Lift out all lines below that contain "including".

^^^^

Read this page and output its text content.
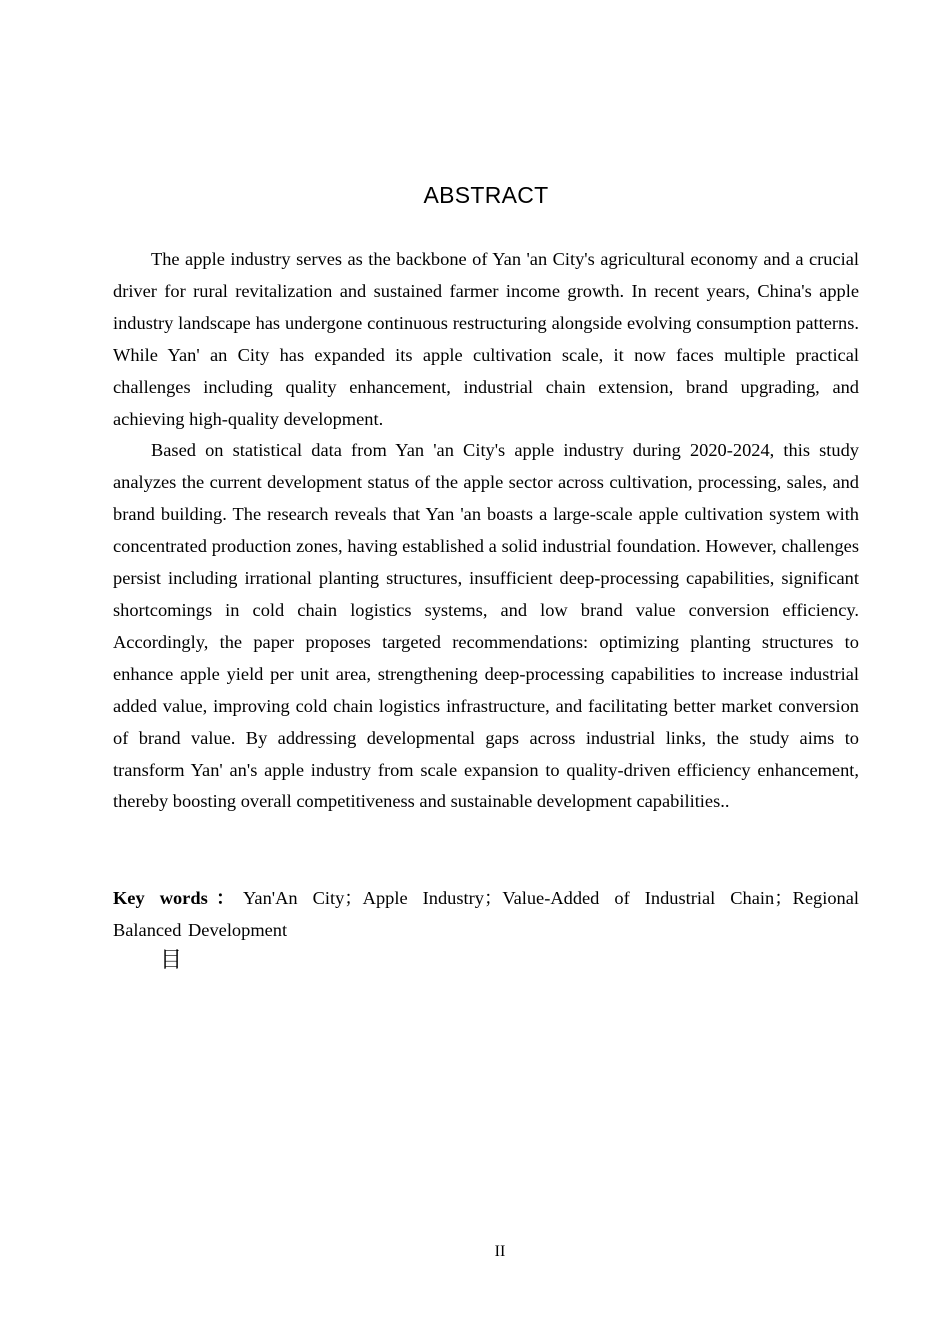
ABSTRACT

The apple industry serves as the backbone of Yan 'an City's agricultural economy and a crucial driver for rural revitalization and sustained farmer income growth. In recent years, China's apple industry landscape has undergone continuous restructuring alongside evolving consumption patterns. While Yan' an City has expanded its apple cultivation scale, it now faces multiple practical challenges including quality enhancement, industrial chain extension, brand upgrading, and achieving high-quality development.

Based on statistical data from Yan 'an City's apple industry during 2020-2024, this study analyzes the current development status of the apple sector across cultivation, processing, sales, and brand building. The research reveals that Yan 'an boasts a large-scale apple cultivation system with concentrated production zones, having established a solid industrial foundation. However, challenges persist including irrational planting structures, insufficient deep-processing capabilities, significant shortcomings in cold chain logistics systems, and low brand value conversion efficiency. Accordingly, the paper proposes targeted recommendations: optimizing planting structures to enhance apple yield per unit area, strengthening deep-processing capabilities to increase industrial added value, improving cold chain logistics infrastructure, and facilitating better market conversion of brand value. By addressing developmental gaps across industrial links, the study aims to transform Yan' an's apple industry from scale expansion to quality-driven efficiency enhancement, thereby boosting overall competitiveness and sustainable development capabilities..

Key words：Yan'An City；Apple Industry；Value-Added of Industrial Chain；Regional Balanced Development
目
II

^^^^

- [Final answer]:
The apple industry serves as the backbone of Yan 'an City's agricultural economy and a crucial driver for rural revitalization and sustained farmer income growth. In recent years, China's apple industry landscape has undergone continuous restructuring alongside evolving consumption patterns. While Yan' an City has expanded its apple cultivation scale, it now faces multiple practical challenges including quality enhancement, industrial chain extension, brand upgrading, and achieving high-quality development.
Based on statistical data from Yan 'an City's apple industry during 2020-2024, this study analyzes the current development status of the apple sector across cultivation, processing, sales, and brand building. The research reveals that Yan 'an boasts a large-scale apple cultivation system with concentrated production zones, having established a solid industrial foundation. However, challenges persist including irrational planting structures, insufficient deep-processing capabilities, significant shortcomings in cold chain logistics systems, and low brand value conversion efficiency. Accordingly, the paper proposes targeted recommendations: optimizing planting structures to enhance apple yield per unit area, strengthening deep-processing capabilities to increase industrial added value, improving cold chain logistics infrastructure, and facilitating better market conversion of brand value. By addressing developmental gaps across industrial links, the study aims to transform Yan' an's apple industry from scale expansion to quality-driven efficiency enhancement, thereby boosting overall competitiveness and sustainable development capabilities..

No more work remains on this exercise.